◆ Work to do: Transcribe the material below exactly as it appears.

┌──

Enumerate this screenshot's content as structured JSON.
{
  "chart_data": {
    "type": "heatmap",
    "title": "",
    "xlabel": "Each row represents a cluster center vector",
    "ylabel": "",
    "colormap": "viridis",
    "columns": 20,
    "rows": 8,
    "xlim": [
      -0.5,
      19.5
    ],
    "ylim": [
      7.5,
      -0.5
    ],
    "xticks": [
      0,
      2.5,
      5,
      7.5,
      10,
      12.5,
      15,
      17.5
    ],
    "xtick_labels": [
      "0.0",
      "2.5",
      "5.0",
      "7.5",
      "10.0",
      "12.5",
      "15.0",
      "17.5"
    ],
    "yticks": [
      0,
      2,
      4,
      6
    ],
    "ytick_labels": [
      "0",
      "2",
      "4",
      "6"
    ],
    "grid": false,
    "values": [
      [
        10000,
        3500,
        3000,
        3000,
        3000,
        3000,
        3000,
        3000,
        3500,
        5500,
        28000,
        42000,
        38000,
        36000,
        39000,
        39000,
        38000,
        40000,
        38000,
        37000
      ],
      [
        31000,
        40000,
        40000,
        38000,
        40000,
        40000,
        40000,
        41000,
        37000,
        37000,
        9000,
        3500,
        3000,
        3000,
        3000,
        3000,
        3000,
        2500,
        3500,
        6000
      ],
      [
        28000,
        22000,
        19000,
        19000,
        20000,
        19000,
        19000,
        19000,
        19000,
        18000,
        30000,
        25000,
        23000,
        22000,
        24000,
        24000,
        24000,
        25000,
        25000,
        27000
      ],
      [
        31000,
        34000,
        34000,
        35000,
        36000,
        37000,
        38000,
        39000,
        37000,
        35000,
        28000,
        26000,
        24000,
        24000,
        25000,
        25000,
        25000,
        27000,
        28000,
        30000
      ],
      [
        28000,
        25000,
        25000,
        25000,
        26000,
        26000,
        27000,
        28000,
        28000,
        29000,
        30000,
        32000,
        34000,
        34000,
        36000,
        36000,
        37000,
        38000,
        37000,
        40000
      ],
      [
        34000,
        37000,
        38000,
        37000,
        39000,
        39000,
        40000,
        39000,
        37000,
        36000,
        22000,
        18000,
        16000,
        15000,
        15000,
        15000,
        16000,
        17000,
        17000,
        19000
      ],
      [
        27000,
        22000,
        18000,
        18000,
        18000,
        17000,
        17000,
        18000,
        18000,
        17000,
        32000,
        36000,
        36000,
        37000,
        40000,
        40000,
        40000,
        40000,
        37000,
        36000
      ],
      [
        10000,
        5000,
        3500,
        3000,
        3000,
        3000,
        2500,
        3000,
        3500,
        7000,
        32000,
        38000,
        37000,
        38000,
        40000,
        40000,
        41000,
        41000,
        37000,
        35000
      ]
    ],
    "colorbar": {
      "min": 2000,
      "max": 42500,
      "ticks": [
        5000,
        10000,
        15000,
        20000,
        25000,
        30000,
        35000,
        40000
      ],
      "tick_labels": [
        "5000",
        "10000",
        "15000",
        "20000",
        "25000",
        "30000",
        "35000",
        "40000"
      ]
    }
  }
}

└──

◆ Right answer:
Enumerate this screenshot's content as structured JSON.
{
  "chart_data": {
    "type": "heatmap",
    "title": "",
    "xlabel": "Each row represents a cluster center vector",
    "ylabel": "",
    "colormap": "viridis",
    "columns": 20,
    "rows": 8,
    "xlim": [
      -0.5,
      19.5
    ],
    "ylim": [
      7.5,
      -0.5
    ],
    "xticks": [
      0,
      2.5,
      5,
      7.5,
      10,
      12.5,
      15,
      17.5
    ],
    "xtick_labels": [
      "0.0",
      "2.5",
      "5.0",
      "7.5",
      "10.0",
      "12.5",
      "15.0",
      "17.5"
    ],
    "yticks": [
      0,
      2,
      4,
      6
    ],
    "ytick_labels": [
      "0",
      "2",
      "4",
      "6"
    ],
    "grid": false,
    "values": [
      [
        10000,
        3500,
        3000,
        3000,
        3000,
        3000,
        3000,
        3000,
        3500,
        5500,
        28000,
        42000,
        38000,
        36000,
        39000,
        39000,
        38000,
        40000,
        38000,
        37000
      ],
      [
        31000,
        40000,
        40000,
        38000,
        40000,
        40000,
        40000,
        41000,
        37000,
        37000,
        9000,
        3500,
        3000,
        3000,
        3000,
        3000,
        3000,
        2500,
        3500,
        6000
      ],
      [
        28000,
        22000,
        19000,
        19000,
        20000,
        19000,
        19000,
        19000,
        19000,
        18000,
        30000,
        25000,
        23000,
        22000,
        24000,
        24000,
        24000,
        25000,
        25000,
        27000
      ],
      [
        31000,
        34000,
        34000,
        35000,
        36000,
        37000,
        38000,
        39000,
        37000,
        35000,
        28000,
        26000,
        24000,
        24000,
        25000,
        25000,
        25000,
        27000,
        28000,
        30000
      ],
      [
        28000,
        25000,
        25000,
        25000,
        26000,
        26000,
        27000,
        28000,
        28000,
        29000,
        30000,
        32000,
        34000,
        34000,
        36000,
        36000,
        37000,
        38000,
        37000,
        40000
      ],
      [
        34000,
        37000,
        38000,
        37000,
        39000,
        39000,
        40000,
        39000,
        37000,
        36000,
        22000,
        18000,
        16000,
        15000,
        15000,
        15000,
        16000,
        17000,
        17000,
        19000
      ],
      [
        27000,
        22000,
        18000,
        18000,
        18000,
        17000,
        17000,
        18000,
        18000,
        17000,
        32000,
        36000,
        36000,
        37000,
        40000,
        40000,
        40000,
        40000,
        37000,
        36000
      ],
      [
        10000,
        5000,
        3500,
        3000,
        3000,
        3000,
        2500,
        3000,
        3500,
        7000,
        32000,
        38000,
        37000,
        38000,
        40000,
        40000,
        41000,
        41000,
        37000,
        35000
      ]
    ],
    "colorbar": {
      "min": 2000,
      "max": 42500,
      "ticks": [
        5000,
        10000,
        15000,
        20000,
        25000,
        30000,
        35000,
        40000
      ],
      "tick_labels": [
        "5000",
        "10000",
        "15000",
        "20000",
        "25000",
        "30000",
        "35000",
        "40000"
      ]
    }
  }
}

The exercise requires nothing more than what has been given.